- _TASK PROMPT_: Copy out the entries in full and with complete accuracy; pictures are excluded.

[Collected data entries]
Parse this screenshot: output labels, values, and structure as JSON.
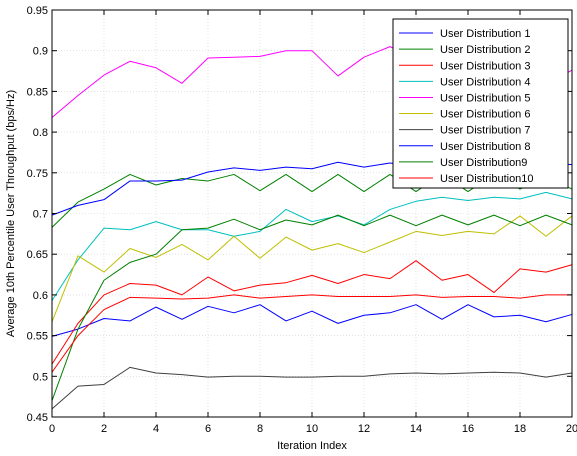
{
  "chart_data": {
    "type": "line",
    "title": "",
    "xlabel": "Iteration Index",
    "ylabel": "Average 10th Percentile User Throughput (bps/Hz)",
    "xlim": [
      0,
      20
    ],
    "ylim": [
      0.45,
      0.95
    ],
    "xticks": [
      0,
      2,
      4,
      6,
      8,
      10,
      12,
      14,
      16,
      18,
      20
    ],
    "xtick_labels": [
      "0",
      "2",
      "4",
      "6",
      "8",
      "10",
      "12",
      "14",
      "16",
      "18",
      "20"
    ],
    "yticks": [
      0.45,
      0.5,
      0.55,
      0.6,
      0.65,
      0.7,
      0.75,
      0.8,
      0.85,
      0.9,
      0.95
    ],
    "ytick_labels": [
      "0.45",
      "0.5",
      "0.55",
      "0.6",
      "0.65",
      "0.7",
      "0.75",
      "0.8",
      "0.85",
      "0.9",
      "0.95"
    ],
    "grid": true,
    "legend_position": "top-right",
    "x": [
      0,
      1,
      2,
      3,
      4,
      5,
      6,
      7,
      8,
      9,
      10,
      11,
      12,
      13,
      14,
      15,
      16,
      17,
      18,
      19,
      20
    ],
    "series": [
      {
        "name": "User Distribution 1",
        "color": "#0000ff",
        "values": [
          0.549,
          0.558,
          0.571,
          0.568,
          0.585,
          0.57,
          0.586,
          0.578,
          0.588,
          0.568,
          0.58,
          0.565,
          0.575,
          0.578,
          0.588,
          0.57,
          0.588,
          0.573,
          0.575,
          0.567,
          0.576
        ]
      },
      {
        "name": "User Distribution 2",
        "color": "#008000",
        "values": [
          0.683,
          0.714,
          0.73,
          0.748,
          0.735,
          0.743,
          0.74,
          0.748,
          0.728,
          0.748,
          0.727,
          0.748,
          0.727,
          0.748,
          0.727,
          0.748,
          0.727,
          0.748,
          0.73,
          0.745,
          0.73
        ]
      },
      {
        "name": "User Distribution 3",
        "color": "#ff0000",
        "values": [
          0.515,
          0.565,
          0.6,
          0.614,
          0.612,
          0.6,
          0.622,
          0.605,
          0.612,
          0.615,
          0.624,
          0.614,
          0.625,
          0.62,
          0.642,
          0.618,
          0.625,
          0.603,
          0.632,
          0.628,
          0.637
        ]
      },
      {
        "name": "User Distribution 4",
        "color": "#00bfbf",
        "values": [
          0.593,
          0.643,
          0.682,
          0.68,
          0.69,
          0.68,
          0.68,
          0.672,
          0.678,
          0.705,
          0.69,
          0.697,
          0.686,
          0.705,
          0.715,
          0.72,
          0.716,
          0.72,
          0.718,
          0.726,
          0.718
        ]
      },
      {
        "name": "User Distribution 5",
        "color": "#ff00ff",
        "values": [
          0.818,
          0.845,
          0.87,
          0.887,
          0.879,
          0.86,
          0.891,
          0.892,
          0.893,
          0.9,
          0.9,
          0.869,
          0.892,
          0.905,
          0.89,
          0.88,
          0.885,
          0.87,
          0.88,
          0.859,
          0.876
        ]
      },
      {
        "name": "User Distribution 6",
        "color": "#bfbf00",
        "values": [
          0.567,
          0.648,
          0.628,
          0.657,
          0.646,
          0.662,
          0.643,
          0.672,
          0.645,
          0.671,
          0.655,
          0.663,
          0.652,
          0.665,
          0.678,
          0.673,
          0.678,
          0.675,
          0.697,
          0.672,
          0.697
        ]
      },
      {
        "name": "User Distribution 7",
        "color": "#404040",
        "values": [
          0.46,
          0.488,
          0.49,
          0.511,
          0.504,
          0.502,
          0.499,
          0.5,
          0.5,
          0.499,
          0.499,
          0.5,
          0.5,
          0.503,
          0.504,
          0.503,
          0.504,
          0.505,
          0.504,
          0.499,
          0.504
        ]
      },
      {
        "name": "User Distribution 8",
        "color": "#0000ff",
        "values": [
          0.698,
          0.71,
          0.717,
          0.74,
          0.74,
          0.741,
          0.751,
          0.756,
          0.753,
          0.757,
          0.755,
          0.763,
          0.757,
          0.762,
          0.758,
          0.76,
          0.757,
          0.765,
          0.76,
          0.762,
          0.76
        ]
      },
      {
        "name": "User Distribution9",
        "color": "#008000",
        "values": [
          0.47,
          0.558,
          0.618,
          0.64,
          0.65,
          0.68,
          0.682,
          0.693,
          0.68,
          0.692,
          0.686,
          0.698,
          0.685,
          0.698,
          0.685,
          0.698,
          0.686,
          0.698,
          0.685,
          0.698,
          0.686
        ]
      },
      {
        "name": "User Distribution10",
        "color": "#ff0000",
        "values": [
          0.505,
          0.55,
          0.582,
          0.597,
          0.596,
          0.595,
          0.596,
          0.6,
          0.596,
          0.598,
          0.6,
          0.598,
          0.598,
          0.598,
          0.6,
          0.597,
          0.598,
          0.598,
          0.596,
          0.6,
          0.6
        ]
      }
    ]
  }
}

- _CORRECT RESPONSE_:
Parse this screenshot: output labels, values, and structure as JSON.
{
  "chart_data": {
    "type": "line",
    "title": "",
    "xlabel": "Iteration Index",
    "ylabel": "Average 10th Percentile User Throughput (bps/Hz)",
    "xlim": [
      0,
      20
    ],
    "ylim": [
      0.45,
      0.95
    ],
    "xticks": [
      0,
      2,
      4,
      6,
      8,
      10,
      12,
      14,
      16,
      18,
      20
    ],
    "xtick_labels": [
      "0",
      "2",
      "4",
      "6",
      "8",
      "10",
      "12",
      "14",
      "16",
      "18",
      "20"
    ],
    "yticks": [
      0.45,
      0.5,
      0.55,
      0.6,
      0.65,
      0.7,
      0.75,
      0.8,
      0.85,
      0.9,
      0.95
    ],
    "ytick_labels": [
      "0.45",
      "0.5",
      "0.55",
      "0.6",
      "0.65",
      "0.7",
      "0.75",
      "0.8",
      "0.85",
      "0.9",
      "0.95"
    ],
    "grid": true,
    "legend_position": "top-right",
    "x": [
      0,
      1,
      2,
      3,
      4,
      5,
      6,
      7,
      8,
      9,
      10,
      11,
      12,
      13,
      14,
      15,
      16,
      17,
      18,
      19,
      20
    ],
    "series": [
      {
        "name": "User Distribution 1",
        "color": "#0000ff",
        "values": [
          0.549,
          0.558,
          0.571,
          0.568,
          0.585,
          0.57,
          0.586,
          0.578,
          0.588,
          0.568,
          0.58,
          0.565,
          0.575,
          0.578,
          0.588,
          0.57,
          0.588,
          0.573,
          0.575,
          0.567,
          0.576
        ]
      },
      {
        "name": "User Distribution 2",
        "color": "#008000",
        "values": [
          0.683,
          0.714,
          0.73,
          0.748,
          0.735,
          0.743,
          0.74,
          0.748,
          0.728,
          0.748,
          0.727,
          0.748,
          0.727,
          0.748,
          0.727,
          0.748,
          0.727,
          0.748,
          0.73,
          0.745,
          0.73
        ]
      },
      {
        "name": "User Distribution 3",
        "color": "#ff0000",
        "values": [
          0.515,
          0.565,
          0.6,
          0.614,
          0.612,
          0.6,
          0.622,
          0.605,
          0.612,
          0.615,
          0.624,
          0.614,
          0.625,
          0.62,
          0.642,
          0.618,
          0.625,
          0.603,
          0.632,
          0.628,
          0.637
        ]
      },
      {
        "name": "User Distribution 4",
        "color": "#00bfbf",
        "values": [
          0.593,
          0.643,
          0.682,
          0.68,
          0.69,
          0.68,
          0.68,
          0.672,
          0.678,
          0.705,
          0.69,
          0.697,
          0.686,
          0.705,
          0.715,
          0.72,
          0.716,
          0.72,
          0.718,
          0.726,
          0.718
        ]
      },
      {
        "name": "User Distribution 5",
        "color": "#ff00ff",
        "values": [
          0.818,
          0.845,
          0.87,
          0.887,
          0.879,
          0.86,
          0.891,
          0.892,
          0.893,
          0.9,
          0.9,
          0.869,
          0.892,
          0.905,
          0.89,
          0.88,
          0.885,
          0.87,
          0.88,
          0.859,
          0.876
        ]
      },
      {
        "name": "User Distribution 6",
        "color": "#bfbf00",
        "values": [
          0.567,
          0.648,
          0.628,
          0.657,
          0.646,
          0.662,
          0.643,
          0.672,
          0.645,
          0.671,
          0.655,
          0.663,
          0.652,
          0.665,
          0.678,
          0.673,
          0.678,
          0.675,
          0.697,
          0.672,
          0.697
        ]
      },
      {
        "name": "User Distribution 7",
        "color": "#404040",
        "values": [
          0.46,
          0.488,
          0.49,
          0.511,
          0.504,
          0.502,
          0.499,
          0.5,
          0.5,
          0.499,
          0.499,
          0.5,
          0.5,
          0.503,
          0.504,
          0.503,
          0.504,
          0.505,
          0.504,
          0.499,
          0.504
        ]
      },
      {
        "name": "User Distribution 8",
        "color": "#0000ff",
        "values": [
          0.698,
          0.71,
          0.717,
          0.74,
          0.74,
          0.741,
          0.751,
          0.756,
          0.753,
          0.757,
          0.755,
          0.763,
          0.757,
          0.762,
          0.758,
          0.76,
          0.757,
          0.765,
          0.76,
          0.762,
          0.76
        ]
      },
      {
        "name": "User Distribution9",
        "color": "#008000",
        "values": [
          0.47,
          0.558,
          0.618,
          0.64,
          0.65,
          0.68,
          0.682,
          0.693,
          0.68,
          0.692,
          0.686,
          0.698,
          0.685,
          0.698,
          0.685,
          0.698,
          0.686,
          0.698,
          0.685,
          0.698,
          0.686
        ]
      },
      {
        "name": "User Distribution10",
        "color": "#ff0000",
        "values": [
          0.505,
          0.55,
          0.582,
          0.597,
          0.596,
          0.595,
          0.596,
          0.6,
          0.596,
          0.598,
          0.6,
          0.598,
          0.598,
          0.598,
          0.6,
          0.597,
          0.598,
          0.598,
          0.596,
          0.6,
          0.6
        ]
      }
    ]
  }
}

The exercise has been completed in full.